Locate each line with the string "structured" in the listing below and copy it.
:: INFORMATION SHOWN
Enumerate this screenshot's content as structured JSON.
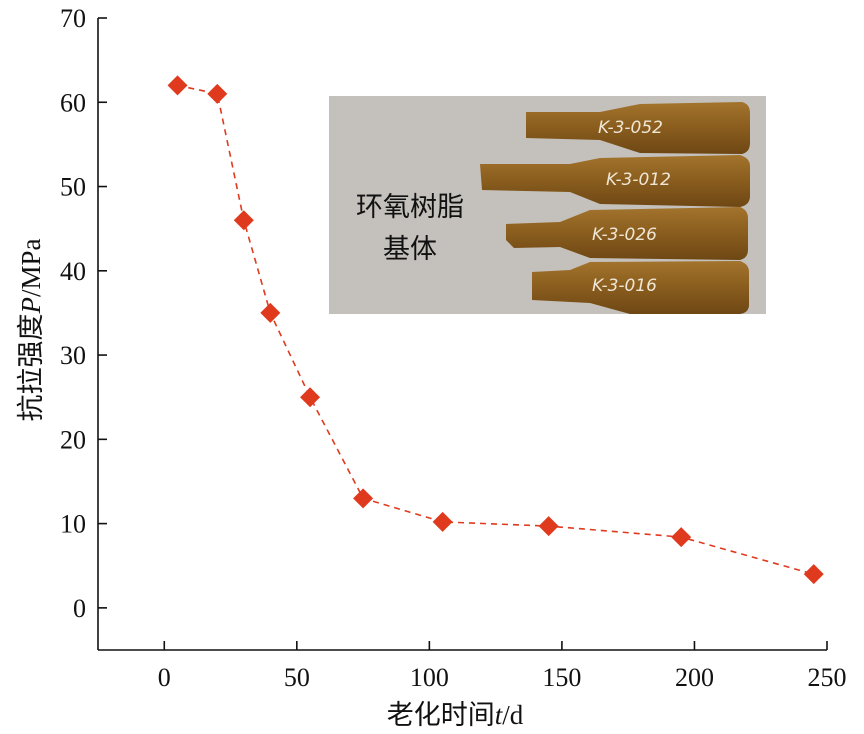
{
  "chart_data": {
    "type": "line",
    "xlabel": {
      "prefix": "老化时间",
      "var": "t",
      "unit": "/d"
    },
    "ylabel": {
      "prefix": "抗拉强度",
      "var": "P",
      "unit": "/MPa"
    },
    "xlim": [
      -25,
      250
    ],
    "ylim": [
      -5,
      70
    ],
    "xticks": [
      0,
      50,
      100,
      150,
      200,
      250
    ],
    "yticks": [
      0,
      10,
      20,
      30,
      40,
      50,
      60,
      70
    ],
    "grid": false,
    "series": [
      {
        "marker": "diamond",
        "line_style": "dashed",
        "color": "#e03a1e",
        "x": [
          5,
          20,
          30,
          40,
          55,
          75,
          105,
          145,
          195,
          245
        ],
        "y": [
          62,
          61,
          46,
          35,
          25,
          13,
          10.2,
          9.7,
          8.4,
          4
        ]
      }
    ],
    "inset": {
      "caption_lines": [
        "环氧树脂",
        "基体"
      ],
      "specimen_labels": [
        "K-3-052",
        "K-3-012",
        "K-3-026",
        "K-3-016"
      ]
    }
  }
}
::::
:: INFORMATION SHOWN
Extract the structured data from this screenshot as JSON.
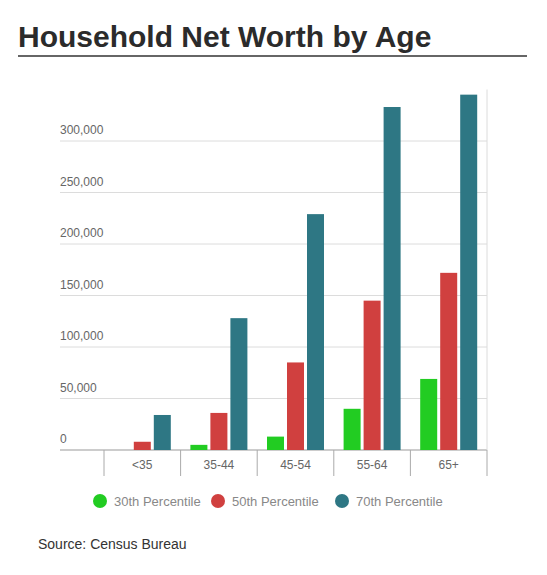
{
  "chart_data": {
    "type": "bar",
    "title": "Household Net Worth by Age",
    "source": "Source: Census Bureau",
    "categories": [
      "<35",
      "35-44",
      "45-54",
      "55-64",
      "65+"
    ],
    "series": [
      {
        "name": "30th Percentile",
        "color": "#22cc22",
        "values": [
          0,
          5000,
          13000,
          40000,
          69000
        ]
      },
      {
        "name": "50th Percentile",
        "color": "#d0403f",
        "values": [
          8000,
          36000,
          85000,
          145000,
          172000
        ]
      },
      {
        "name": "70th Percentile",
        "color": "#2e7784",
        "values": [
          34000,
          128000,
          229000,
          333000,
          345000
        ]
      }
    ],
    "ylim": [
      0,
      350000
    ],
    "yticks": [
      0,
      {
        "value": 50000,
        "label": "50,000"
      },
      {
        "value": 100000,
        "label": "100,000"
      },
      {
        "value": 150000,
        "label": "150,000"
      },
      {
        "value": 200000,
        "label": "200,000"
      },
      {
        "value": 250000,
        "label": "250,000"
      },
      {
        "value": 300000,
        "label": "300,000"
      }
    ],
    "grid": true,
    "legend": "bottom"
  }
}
::::
▸ ANSWER TO THIS PROBLEM
Enumerate this screenshot's content as structured JSON.
Extract the structured data from this screenshot as JSON.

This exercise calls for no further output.